Data excerpts:
================

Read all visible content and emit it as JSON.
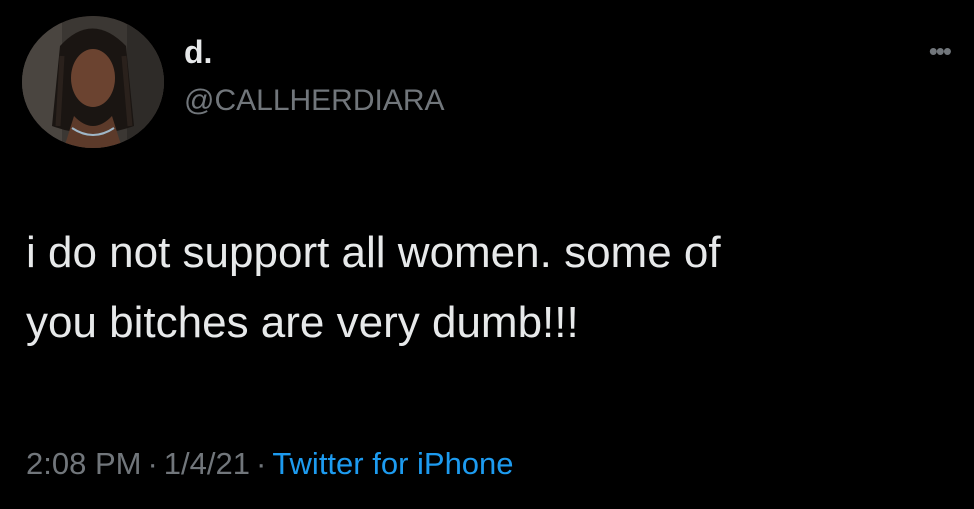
{
  "author": {
    "display_name": "d.",
    "handle": "@CALLHERDIARA"
  },
  "tweet": {
    "text": "i do not support all women. some of\nyou bitches are very dumb!!!",
    "time": "2:08 PM",
    "date": "1/4/21",
    "separator": "·",
    "source": "Twitter for iPhone"
  },
  "icons": {
    "more": "more-options-icon"
  },
  "colors": {
    "background": "#000000",
    "primary_text": "#e7e9ea",
    "secondary_text": "#71767b",
    "link": "#1d9bf0"
  }
}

================

The problem:
Make an exact copy of all entries above, dropping the images.

Solution to this problem:
Read all visible content and emit it as JSON.
{
  "author": {
    "display_name": "d.",
    "handle": "@CALLHERDIARA"
  },
  "tweet": {
    "text": "i do not support all women. some of\nyou bitches are very dumb!!!",
    "time": "2:08 PM",
    "date": "1/4/21",
    "separator": "·",
    "source": "Twitter for iPhone"
  },
  "icons": {
    "more": "more-options-icon"
  },
  "colors": {
    "background": "#000000",
    "primary_text": "#e7e9ea",
    "secondary_text": "#71767b",
    "link": "#1d9bf0"
  }
}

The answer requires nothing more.